-- Your task --
Search the data for the string "number" and copy each line where it turns up.
Content starts
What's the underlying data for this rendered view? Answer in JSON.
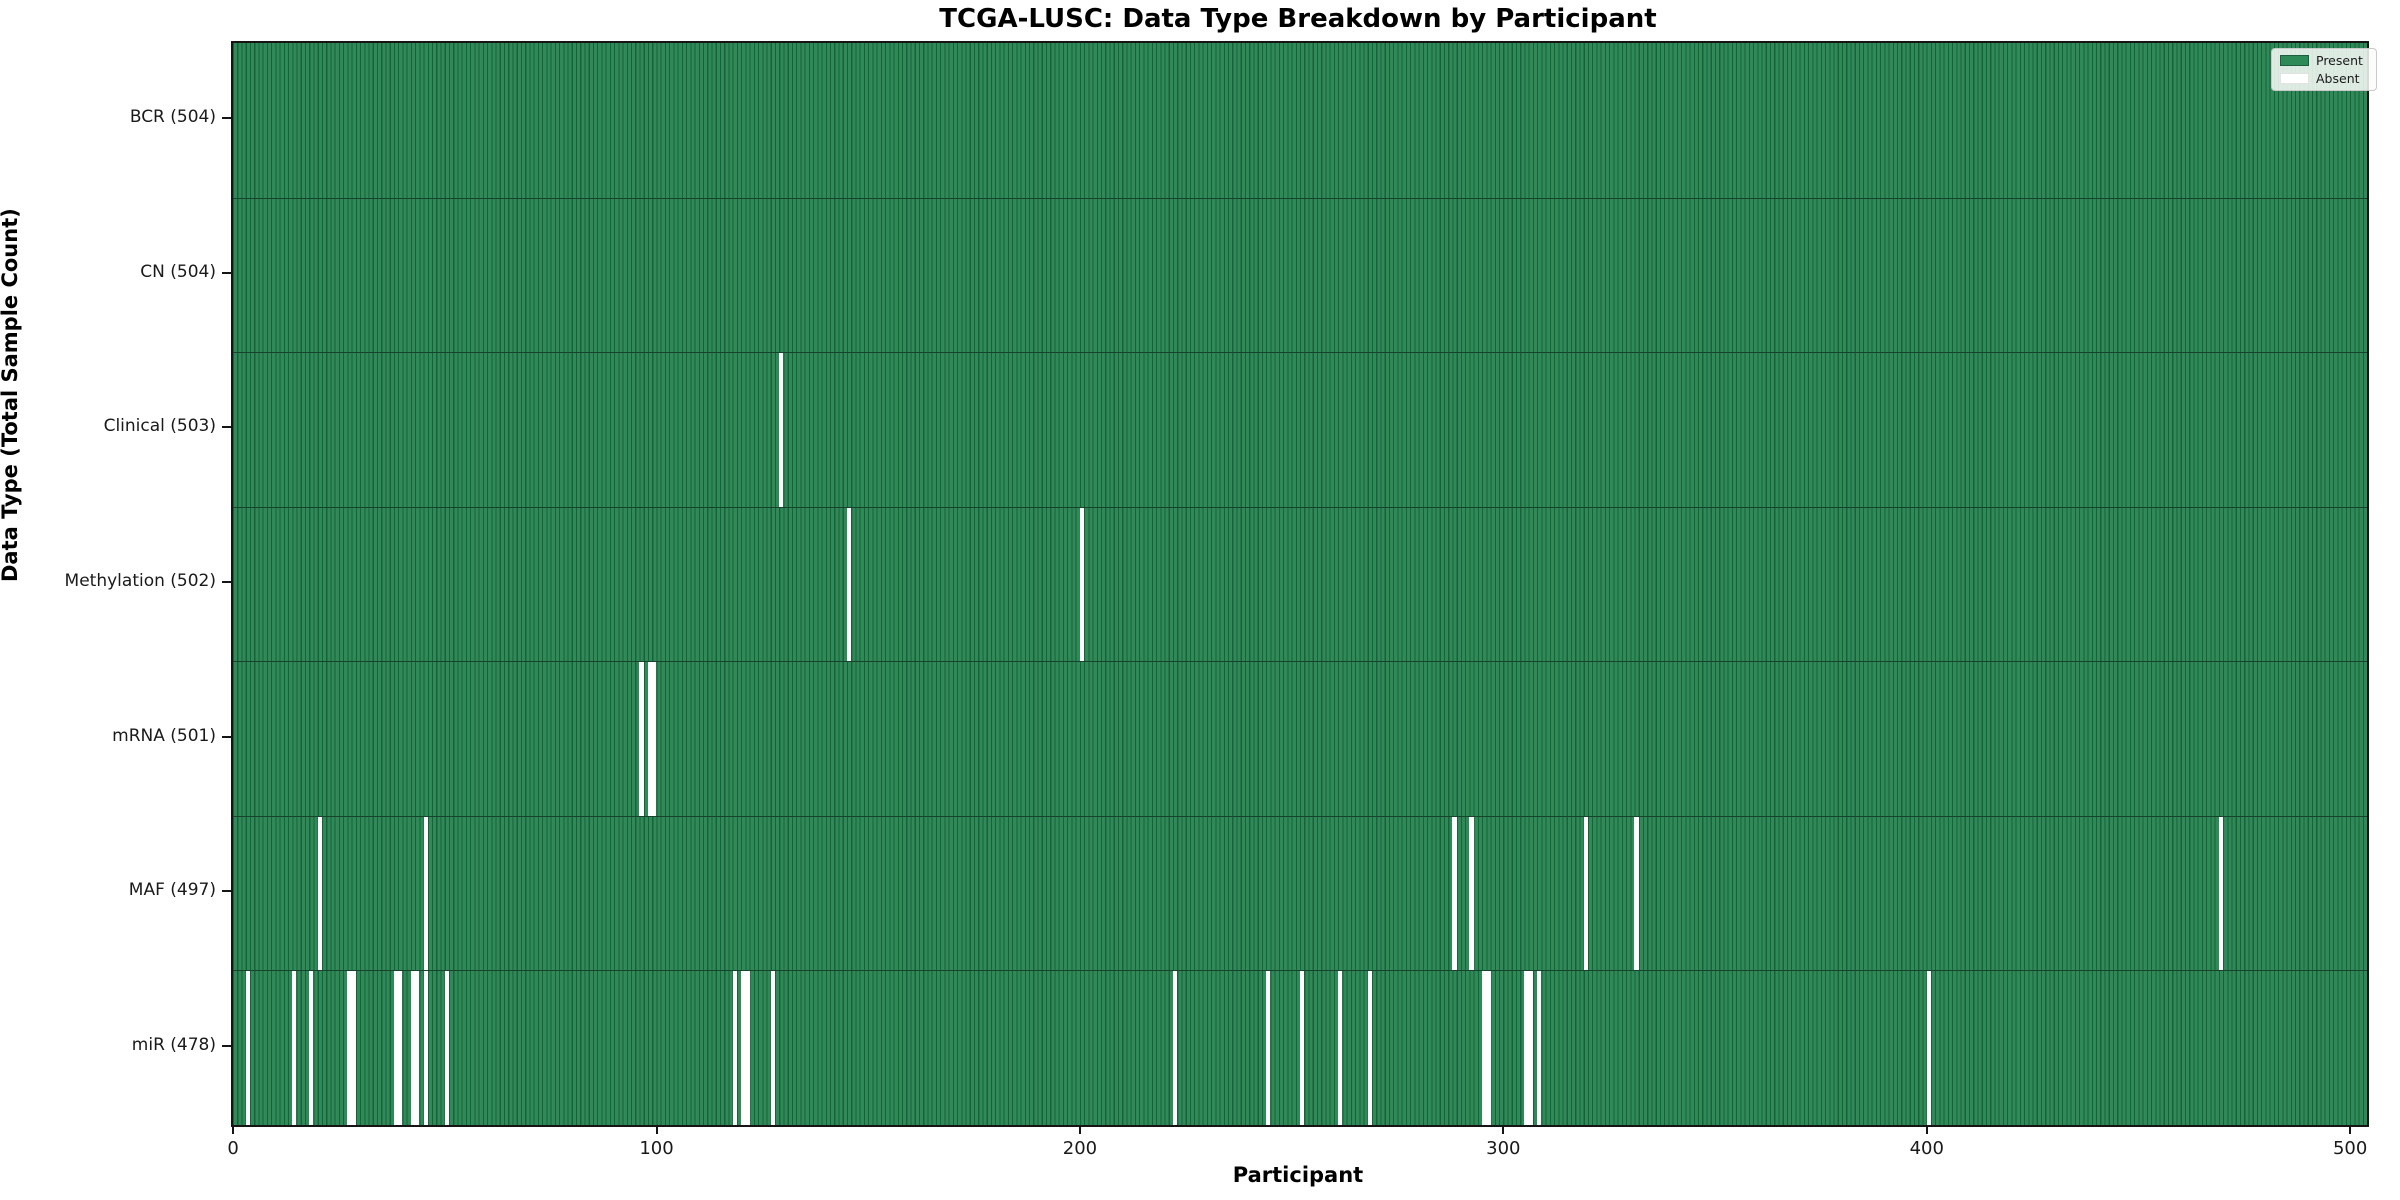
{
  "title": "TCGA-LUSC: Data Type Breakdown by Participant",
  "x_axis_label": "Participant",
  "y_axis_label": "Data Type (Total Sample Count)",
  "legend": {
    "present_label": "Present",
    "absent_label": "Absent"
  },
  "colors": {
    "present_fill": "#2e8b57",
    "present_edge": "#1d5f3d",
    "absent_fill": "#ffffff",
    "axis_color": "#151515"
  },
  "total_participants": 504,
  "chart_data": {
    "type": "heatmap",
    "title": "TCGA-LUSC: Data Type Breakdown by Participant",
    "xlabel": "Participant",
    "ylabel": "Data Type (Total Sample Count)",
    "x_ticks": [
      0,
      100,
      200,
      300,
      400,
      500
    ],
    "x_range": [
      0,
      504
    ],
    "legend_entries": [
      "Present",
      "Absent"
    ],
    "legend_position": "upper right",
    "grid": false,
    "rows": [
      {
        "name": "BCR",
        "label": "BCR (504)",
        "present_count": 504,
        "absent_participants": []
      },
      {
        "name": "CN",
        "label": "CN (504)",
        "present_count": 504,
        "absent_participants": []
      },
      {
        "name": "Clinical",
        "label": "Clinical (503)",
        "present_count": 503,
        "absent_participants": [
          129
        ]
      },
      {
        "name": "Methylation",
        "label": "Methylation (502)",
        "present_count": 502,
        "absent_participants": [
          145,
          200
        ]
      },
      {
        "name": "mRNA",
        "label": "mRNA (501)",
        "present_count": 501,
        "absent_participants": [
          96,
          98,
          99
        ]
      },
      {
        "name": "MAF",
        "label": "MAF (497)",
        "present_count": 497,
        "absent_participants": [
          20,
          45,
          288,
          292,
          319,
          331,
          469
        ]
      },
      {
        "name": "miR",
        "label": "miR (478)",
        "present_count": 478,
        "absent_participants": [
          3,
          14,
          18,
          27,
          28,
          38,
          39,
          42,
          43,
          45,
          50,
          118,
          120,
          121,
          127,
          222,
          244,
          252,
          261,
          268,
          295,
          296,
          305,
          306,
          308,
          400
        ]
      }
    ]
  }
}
Content ends
Content starts
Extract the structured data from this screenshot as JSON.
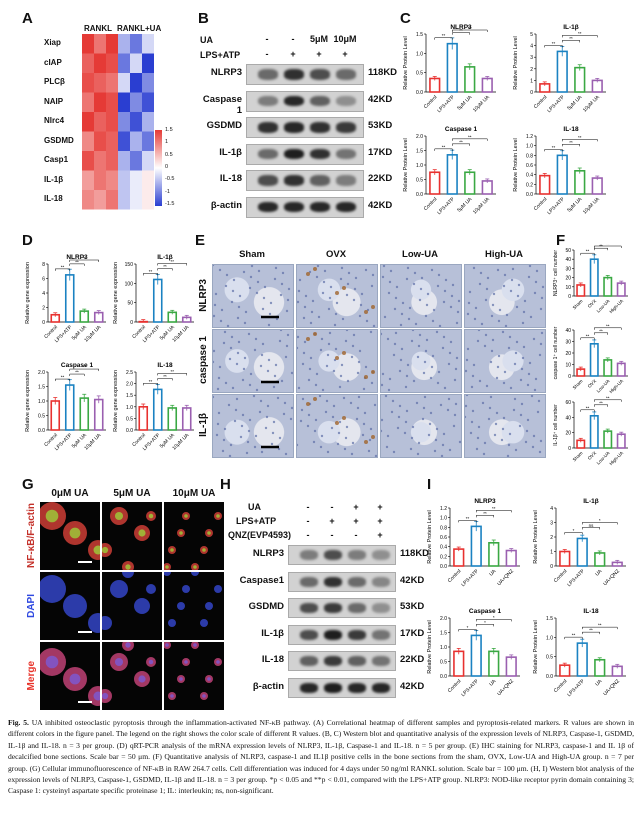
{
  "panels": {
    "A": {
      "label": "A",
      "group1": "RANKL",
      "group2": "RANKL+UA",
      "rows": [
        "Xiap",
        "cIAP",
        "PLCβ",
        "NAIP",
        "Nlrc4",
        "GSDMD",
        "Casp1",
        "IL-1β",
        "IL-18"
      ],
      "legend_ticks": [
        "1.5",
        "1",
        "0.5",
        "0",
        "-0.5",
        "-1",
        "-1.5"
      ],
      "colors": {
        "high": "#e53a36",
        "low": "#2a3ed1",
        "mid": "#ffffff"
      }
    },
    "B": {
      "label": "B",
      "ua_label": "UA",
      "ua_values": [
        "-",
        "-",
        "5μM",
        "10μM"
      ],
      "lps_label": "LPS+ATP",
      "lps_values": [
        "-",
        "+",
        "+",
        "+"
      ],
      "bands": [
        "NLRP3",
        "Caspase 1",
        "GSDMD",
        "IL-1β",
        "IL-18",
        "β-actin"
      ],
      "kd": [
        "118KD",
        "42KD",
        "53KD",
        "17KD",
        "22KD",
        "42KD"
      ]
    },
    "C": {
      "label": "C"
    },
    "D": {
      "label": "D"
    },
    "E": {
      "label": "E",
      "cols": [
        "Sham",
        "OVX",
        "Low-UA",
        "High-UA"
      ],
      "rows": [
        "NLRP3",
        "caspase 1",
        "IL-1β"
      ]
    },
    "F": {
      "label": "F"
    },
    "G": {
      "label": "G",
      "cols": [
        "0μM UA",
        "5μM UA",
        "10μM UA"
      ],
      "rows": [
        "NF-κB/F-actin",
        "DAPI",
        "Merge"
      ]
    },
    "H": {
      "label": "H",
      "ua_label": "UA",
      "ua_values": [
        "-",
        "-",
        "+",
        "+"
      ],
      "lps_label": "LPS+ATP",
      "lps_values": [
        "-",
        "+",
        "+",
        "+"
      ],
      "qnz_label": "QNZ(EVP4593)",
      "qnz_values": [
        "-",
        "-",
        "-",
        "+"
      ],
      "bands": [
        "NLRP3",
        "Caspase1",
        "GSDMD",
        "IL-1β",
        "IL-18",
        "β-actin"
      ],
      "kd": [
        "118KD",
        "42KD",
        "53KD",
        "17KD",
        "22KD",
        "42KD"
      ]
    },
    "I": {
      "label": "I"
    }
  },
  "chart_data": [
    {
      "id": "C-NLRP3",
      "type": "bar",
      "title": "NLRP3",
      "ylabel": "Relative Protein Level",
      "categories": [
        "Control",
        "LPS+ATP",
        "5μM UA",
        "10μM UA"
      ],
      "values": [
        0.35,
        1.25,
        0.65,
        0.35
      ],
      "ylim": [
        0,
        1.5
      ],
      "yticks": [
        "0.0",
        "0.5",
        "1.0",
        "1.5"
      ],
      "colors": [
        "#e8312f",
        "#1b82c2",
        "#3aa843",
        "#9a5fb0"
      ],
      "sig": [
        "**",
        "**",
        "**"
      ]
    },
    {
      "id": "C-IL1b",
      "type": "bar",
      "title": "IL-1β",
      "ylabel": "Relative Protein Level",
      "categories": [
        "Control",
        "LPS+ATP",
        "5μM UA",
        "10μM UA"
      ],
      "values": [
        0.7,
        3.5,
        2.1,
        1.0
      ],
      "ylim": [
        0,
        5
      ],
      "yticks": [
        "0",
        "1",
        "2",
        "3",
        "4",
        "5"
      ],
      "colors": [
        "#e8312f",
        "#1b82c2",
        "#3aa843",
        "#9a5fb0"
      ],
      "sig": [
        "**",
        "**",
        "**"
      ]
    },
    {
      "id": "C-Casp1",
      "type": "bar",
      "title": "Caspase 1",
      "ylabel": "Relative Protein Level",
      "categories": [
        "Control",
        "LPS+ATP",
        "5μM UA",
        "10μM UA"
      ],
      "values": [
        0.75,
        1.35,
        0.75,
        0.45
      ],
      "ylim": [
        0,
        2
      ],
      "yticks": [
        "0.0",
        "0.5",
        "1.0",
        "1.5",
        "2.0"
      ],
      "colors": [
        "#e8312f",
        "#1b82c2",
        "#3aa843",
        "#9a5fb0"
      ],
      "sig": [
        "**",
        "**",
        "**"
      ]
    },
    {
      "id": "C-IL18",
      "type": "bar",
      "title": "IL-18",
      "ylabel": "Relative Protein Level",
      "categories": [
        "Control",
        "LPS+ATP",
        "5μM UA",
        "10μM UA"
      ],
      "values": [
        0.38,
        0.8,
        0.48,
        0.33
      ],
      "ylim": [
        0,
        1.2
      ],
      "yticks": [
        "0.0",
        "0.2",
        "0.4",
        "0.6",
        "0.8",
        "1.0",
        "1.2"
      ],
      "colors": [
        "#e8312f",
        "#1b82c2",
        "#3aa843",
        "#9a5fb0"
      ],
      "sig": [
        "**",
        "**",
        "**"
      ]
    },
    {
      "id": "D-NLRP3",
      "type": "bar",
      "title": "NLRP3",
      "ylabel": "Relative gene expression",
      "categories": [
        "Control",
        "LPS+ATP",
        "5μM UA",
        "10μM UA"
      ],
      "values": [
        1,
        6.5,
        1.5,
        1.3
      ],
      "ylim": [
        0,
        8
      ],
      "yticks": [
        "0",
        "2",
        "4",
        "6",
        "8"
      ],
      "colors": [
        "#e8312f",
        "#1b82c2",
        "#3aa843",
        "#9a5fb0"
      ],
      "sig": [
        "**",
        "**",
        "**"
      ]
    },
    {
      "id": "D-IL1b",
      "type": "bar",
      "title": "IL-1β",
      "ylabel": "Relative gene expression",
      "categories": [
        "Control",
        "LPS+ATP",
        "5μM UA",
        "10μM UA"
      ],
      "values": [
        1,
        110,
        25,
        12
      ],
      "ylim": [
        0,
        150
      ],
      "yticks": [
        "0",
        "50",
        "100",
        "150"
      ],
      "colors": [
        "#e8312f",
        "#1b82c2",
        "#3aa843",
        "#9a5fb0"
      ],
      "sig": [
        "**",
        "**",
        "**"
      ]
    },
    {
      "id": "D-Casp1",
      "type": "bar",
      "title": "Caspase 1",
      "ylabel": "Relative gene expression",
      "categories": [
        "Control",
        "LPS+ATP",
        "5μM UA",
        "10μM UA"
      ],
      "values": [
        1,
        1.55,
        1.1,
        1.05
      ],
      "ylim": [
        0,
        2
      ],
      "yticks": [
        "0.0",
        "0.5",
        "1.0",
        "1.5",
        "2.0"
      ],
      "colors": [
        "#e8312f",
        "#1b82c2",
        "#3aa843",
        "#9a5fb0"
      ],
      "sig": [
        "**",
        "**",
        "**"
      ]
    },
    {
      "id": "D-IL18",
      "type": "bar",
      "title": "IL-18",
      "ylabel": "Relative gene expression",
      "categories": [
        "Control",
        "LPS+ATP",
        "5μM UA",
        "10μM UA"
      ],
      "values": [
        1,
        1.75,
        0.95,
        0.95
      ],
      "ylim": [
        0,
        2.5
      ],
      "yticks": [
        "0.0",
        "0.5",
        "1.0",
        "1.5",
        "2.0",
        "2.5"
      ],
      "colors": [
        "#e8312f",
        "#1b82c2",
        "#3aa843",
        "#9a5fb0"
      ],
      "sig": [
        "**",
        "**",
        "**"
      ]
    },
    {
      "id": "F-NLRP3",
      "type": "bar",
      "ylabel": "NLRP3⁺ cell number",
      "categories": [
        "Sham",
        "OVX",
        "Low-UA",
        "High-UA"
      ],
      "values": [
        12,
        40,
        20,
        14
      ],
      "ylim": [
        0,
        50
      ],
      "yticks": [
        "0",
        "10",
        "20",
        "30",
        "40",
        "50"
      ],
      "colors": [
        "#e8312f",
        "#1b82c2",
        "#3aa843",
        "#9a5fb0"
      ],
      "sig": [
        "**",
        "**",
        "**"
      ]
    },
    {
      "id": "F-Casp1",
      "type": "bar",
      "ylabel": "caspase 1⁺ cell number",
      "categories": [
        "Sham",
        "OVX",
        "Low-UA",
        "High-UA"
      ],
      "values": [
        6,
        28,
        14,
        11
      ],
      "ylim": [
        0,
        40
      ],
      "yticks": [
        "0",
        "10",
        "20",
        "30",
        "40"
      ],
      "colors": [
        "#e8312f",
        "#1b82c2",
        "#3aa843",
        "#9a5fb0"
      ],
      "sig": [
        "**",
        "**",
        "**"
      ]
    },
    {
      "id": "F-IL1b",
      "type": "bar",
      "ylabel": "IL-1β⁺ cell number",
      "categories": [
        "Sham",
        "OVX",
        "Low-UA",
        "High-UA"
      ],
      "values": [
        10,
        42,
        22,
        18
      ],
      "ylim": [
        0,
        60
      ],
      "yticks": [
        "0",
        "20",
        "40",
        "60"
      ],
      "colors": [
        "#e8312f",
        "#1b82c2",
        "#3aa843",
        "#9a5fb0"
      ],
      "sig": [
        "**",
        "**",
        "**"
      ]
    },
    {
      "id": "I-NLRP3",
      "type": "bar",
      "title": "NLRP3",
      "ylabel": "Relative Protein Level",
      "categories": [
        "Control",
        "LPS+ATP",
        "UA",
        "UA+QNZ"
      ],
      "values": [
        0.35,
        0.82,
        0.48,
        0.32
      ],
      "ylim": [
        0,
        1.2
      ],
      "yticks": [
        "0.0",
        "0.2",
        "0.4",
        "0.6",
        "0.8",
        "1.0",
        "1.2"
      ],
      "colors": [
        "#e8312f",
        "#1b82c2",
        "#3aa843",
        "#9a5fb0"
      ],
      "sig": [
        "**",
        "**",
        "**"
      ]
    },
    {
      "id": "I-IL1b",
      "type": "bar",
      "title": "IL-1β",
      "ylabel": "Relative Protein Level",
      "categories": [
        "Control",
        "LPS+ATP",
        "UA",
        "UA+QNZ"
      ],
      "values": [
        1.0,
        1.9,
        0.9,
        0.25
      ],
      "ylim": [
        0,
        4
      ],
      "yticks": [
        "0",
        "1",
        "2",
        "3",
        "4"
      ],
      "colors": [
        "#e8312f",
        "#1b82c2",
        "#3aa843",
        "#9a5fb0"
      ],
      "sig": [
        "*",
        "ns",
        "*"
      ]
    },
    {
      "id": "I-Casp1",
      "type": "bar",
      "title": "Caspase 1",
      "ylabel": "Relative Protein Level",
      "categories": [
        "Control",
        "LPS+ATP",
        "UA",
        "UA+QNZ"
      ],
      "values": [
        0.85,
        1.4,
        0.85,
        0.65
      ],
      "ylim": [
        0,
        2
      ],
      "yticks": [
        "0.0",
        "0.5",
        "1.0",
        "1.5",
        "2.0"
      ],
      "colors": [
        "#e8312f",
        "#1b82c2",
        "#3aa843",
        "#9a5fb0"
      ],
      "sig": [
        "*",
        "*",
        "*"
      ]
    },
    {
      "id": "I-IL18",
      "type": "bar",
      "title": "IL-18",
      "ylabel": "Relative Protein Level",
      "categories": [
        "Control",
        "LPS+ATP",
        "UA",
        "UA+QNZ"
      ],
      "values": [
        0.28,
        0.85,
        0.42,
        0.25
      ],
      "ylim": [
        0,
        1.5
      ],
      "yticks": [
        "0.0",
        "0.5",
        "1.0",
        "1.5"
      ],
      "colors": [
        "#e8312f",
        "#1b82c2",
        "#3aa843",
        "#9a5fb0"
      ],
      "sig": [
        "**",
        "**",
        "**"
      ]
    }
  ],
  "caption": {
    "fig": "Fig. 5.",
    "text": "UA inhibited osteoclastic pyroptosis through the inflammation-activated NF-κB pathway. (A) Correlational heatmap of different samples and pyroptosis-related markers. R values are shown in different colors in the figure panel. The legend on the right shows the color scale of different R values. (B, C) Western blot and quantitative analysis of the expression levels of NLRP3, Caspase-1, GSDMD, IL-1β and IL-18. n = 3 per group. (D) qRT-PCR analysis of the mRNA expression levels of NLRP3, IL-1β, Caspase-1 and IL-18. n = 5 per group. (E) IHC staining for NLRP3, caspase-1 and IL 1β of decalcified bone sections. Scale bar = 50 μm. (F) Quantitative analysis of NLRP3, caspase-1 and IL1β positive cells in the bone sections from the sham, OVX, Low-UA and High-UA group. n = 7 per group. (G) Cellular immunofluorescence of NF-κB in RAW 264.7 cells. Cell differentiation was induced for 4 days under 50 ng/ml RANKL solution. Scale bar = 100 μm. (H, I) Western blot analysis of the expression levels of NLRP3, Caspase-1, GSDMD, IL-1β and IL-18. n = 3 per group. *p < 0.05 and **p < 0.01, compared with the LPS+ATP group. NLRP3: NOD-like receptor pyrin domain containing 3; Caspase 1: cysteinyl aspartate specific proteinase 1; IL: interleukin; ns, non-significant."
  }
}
Content ends
-- Exercise response --
      "ylabel": "NLRP3⁺ cell number",
      "ylabel": "caspase 1⁺ cell number",
      "ylabel": "IL-1β⁺ cell number",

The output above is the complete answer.